**Problem details:** Write the material out again in full, word for word. Do not include the pictures.

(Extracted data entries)

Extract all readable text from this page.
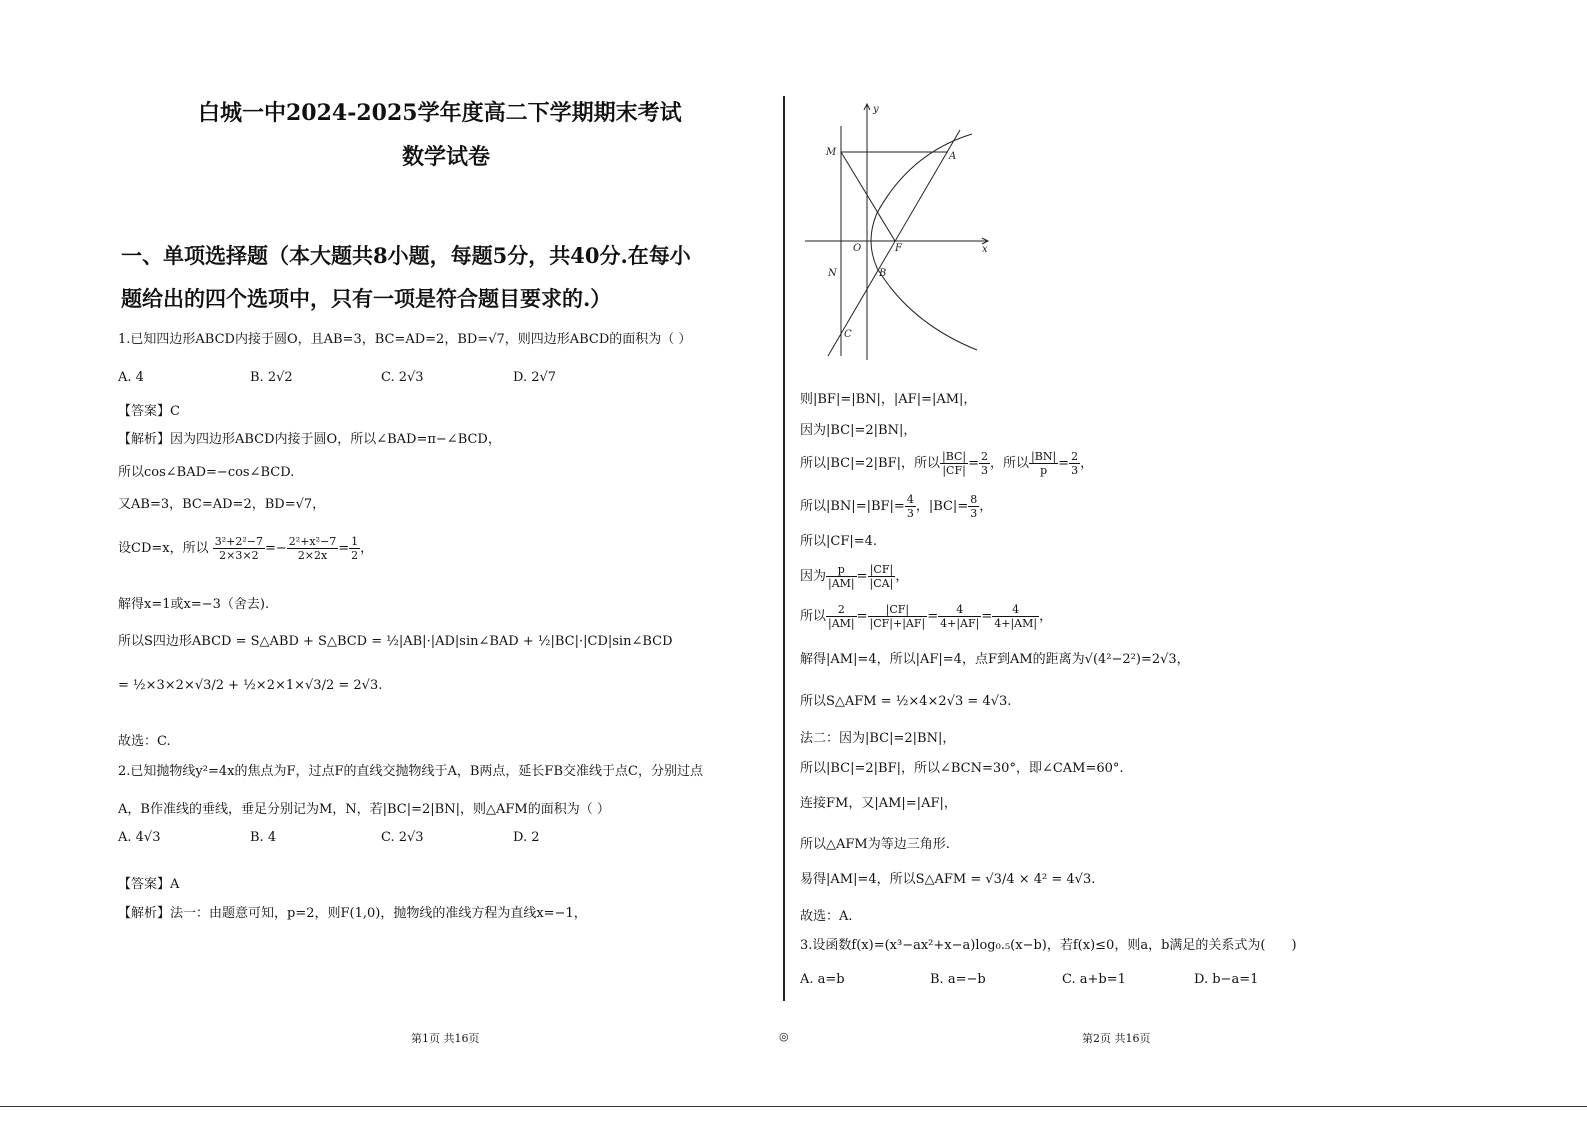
白城一中2024-2025学年度高二下学期期末考试
数学试卷
一、单项选择题（本大题共8小题，每题5分，共40分.在每小
题给出的四个选项中，只有一项是符合题目要求的.）
1.已知四边形ABCD内接于圆O，且AB=3，BC=AD=2，BD=√7，则四边形ABCD的面积为（ ）
A. 4	B. 2√2	C. 2√3	D. 2√7
【答案】C
【解析】因为四边形ABCD内接于圆O，所以∠BAD=π−∠BCD，
所以cos∠BAD=−cos∠BCD.
又AB=3，BC=AD=2，BD=√7，
设CD=x，所以 $\frac{\text{3²+2²−7}}{2\times 3\times 2} =- \frac{\text{2²+x²−7}}{2\times 2x} = \frac{1}{2}$ ，
解得x=1或x=−3（舍去).
所以S四边形ABCD = S△ABD + S△BCD = ½|AB|·|AD|sin∠BAD + ½|BC|·|CD|sin∠BCD
= ½×3×2×√3/2 + ½×2×1×√3/2 = 2√3.
故选：C.
2.已知抛物线y²=4x的焦点为F，过点F的直线交抛物线于A，B两点，延长FB交准线于点C，分别过点
A，B作准线的垂线，垂足分别记为M，N，若|BC|=2|BN|，则△AFM的面积为（ ）
A. 4√3	B. 4	C. 2√3	D. 2
【答案】A
【解析】法一：由题意可知，p=2，则F(1,0)，抛物线的准线方程为直线x=−1，
y
x
M	A
O	F
N	B
C
则|BF|=|BN|，|AF|=|AM|，
因为|BC|=2|BN|，
所以|BC|=2|BF|，所以 $\frac{|BC|}{|CF|} = \frac{2}{3}$ ，所以 $\frac{|BN|}{p} = \frac{2}{3}$ ，
所以$|BN|=|BF|= \frac{4}{3}$ ，$|BC|= \frac{8}{3}$ ，
所以|CF|=4.
因为 $\frac{p}{|AM|} = \frac{|CF|}{|CA|}$ ，
所以 $\frac{2}{|AM|} = \frac{|CF|}{|CF|+|AF|} = \frac{4}{4+|AF|} = \frac{4}{4+|AM|}$ ，
解得|AM|=4，所以|AF|=4，点F到AM的距离为√(4²−2²)=2√3，
所以S△AFM = ½×4×2√3 = 4√3.
法二：因为|BC|=2|BN|，
所以|BC|=2|BF|，所以∠BCN=30°，即∠CAM=60°.
连接FM，又|AM|=|AF|，
所以△AFM为等边三角形.
易得|AM|=4，所以S△AFM = √3/4 × 4² = 4√3.
故选：A.
3.设函数f(x)=(x³−ax²+x−a)log₀.₅(x−b)，若f(x)≤0，则a，b满足的关系式为(　　)
A. a=b	B. a=−b	C. a+b=1	D. b−a=1
第1页 共16页	◎	第2页 共16页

**The response:**
Extract all readable text from this page.
白城一中2024-2025学年度高二下学期期末考试
数学试卷
一、单项选择题（本大题共8小题，每题5分，共40分.在每小
题给出的四个选项中，只有一项是符合题目要求的.）
1.已知四边形ABCD内接于圆O，且AB=3，BC=AD=2，BD=√7，则四边形ABCD的面积为（ ）
A. 4	B. 2√2	C. 2√3	D. 2√7
【答案】C
【解析】因为四边形ABCD内接于圆O，所以∠BAD=π−∠BCD，
所以cos∠BAD=−cos∠BCD.
又AB=3，BC=AD=2，BD=√7，
设CD=x，所以 $\frac{\text{3²+2²−7}}{2\times 3\times 2} =- \frac{\text{2²+x²−7}}{2\times 2x} = \frac{1}{2}$ ，
解得x=1或x=−3（舍去).
所以S四边形ABCD = S△ABD + S△BCD = ½|AB|·|AD|sin∠BAD + ½|BC|·|CD|sin∠BCD
= ½×3×2×√3/2 + ½×2×1×√3/2 = 2√3.
故选：C.
2.已知抛物线y²=4x的焦点为F，过点F的直线交抛物线于A，B两点，延长FB交准线于点C，分别过点
A，B作准线的垂线，垂足分别记为M，N，若|BC|=2|BN|，则△AFM的面积为（ ）
A. 4√3	B. 4	C. 2√3	D. 2
【答案】A
【解析】法一：由题意可知，p=2，则F(1,0)，抛物线的准线方程为直线x=−1，
y
x
M	A
O	F
N	B
C
则|BF|=|BN|，|AF|=|AM|，
因为|BC|=2|BN|，
所以|BC|=2|BF|，所以 $\frac{|BC|}{|CF|} = \frac{2}{3}$ ，所以 $\frac{|BN|}{p} = \frac{2}{3}$ ，
所以$|BN|=|BF|= \frac{4}{3}$ ，$|BC|= \frac{8}{3}$ ，
所以|CF|=4.
因为 $\frac{p}{|AM|} = \frac{|CF|}{|CA|}$ ，
所以 $\frac{2}{|AM|} = \frac{|CF|}{|CF|+|AF|} = \frac{4}{4+|AF|} = \frac{4}{4+|AM|}$ ，
解得|AM|=4，所以|AF|=4，点F到AM的距离为√(4²−2²)=2√3，
所以S△AFM = ½×4×2√3 = 4√3.
法二：因为|BC|=2|BN|，
所以|BC|=2|BF|，所以∠BCN=30°，即∠CAM=60°.
连接FM，又|AM|=|AF|，
所以△AFM为等边三角形.
易得|AM|=4，所以S△AFM = √3/4 × 4² = 4√3.
故选：A.
3.设函数f(x)=(x³−ax²+x−a)log₀.₅(x−b)，若f(x)≤0，则a，b满足的关系式为(　　)
A. a=b	B. a=−b	C. a+b=1	D. b−a=1
第1页 共16页	◎	第2页 共16页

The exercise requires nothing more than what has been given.